INSTRUCTION: Copy out all of the material exactly as presented.

AVAILABLE RECORDS:
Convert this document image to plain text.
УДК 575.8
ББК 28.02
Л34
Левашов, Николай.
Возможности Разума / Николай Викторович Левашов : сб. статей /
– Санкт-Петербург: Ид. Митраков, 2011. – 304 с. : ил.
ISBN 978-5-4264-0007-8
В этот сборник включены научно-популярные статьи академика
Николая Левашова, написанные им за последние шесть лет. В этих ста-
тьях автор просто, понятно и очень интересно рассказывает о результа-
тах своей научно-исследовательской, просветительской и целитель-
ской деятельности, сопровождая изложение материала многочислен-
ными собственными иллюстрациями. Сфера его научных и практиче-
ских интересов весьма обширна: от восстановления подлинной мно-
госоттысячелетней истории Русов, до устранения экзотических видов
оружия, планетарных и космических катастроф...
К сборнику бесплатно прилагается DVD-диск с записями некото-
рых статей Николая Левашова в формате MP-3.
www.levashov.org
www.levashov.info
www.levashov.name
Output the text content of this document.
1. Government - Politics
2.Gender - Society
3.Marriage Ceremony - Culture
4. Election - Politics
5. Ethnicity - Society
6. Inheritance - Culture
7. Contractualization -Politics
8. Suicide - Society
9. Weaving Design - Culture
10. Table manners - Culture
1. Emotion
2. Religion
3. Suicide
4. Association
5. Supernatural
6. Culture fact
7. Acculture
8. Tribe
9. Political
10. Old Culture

ANSWER TO THE TASK:
Convert this document image to plain text.
УДК 575.8
ББК 28.02
Л34
Левашов, Николай.
Возможности Разума / Николай Викторович Левашов : сб. статей /
– Санкт-Петербург: Ид. Митраков, 2011. – 304 с. : ил.
ISBN 978-5-4264-0007-8
В этот сборник включены научно-популярные статьи академика
Николая Левашова, написанные им за последние шесть лет. В этих ста-
тьях автор просто, понятно и очень интересно рассказывает о результа-
тах своей научно-исследовательской, просветительской и целитель-
ской деятельности, сопровождая изложение материала многочислен-
ными собственными иллюстрациями. Сфера его научных и практиче-
ских интересов весьма обширна: от восстановления подлинной мно-
госоттысячелетней истории Русов, до устранения экзотических видов
оружия, планетарных и космических катастроф...
К сборнику бесплатно прилагается DVD-диск с записями некото-
рых статей Николая Левашова в формате MP-3.
www.levashov.org
www.levashov.info
www.levashov.name
Output the text content of this document.
1. Government - Politics
2.Gender - Society
3.Marriage Ceremony - Culture
4. Election - Politics
5. Ethnicity - Society
6. Inheritance - Culture
7. Contractualization -Politics
8. Suicide - Society
9. Weaving Design - Culture
10. Table manners - Culture
1. Emotion
2. Religion
3. Suicide
4. Association
5. Supernatural
6. Culture fact
7. Acculture
8. Tribe
9. Political
10. Old Culture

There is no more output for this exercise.